> What is being asked:
Report every line in the listing that contains the string "Average".

> Exercise materials:
· · · ·

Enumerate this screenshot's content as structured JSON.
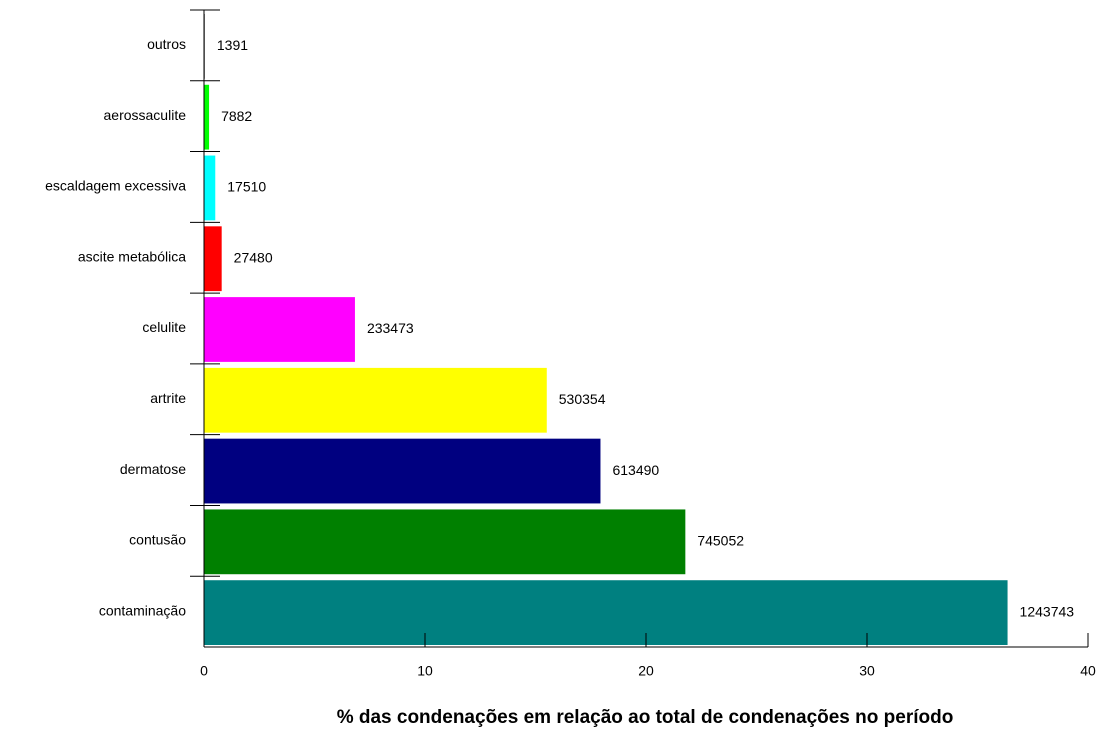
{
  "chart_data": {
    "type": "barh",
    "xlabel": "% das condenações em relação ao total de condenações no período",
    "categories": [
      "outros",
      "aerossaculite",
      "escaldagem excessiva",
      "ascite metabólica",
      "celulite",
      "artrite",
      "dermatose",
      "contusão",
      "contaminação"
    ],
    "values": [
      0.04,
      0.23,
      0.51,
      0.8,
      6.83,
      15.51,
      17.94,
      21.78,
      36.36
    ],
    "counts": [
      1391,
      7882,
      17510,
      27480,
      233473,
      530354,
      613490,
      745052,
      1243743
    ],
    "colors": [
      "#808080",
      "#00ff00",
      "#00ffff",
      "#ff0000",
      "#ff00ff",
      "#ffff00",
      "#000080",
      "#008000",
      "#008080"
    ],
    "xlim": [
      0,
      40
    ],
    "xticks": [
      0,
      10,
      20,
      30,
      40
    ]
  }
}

· · · ·

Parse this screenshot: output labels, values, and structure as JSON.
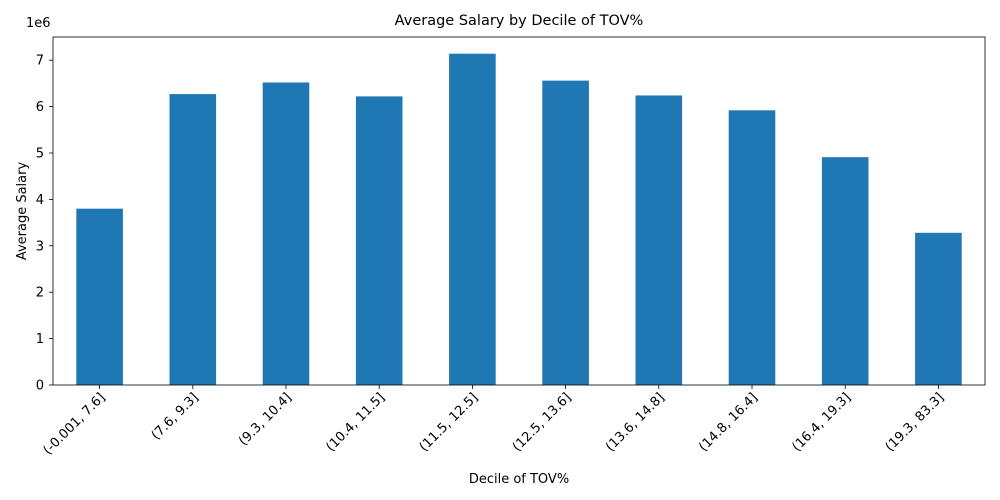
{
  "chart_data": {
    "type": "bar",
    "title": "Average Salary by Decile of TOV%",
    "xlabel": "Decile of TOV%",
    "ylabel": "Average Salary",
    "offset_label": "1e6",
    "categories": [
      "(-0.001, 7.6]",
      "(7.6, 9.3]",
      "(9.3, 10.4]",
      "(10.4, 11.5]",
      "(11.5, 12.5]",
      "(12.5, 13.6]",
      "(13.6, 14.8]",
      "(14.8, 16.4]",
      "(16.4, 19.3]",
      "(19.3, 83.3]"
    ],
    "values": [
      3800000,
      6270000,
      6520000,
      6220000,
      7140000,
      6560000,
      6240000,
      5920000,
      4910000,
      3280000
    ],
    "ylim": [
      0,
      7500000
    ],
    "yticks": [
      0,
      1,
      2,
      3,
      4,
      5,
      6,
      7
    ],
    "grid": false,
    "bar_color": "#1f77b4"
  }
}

· · · ·

> Exercise solution:
    "title": "Average Salary by Decile of TOV%",
    "ylabel": "Average Salary",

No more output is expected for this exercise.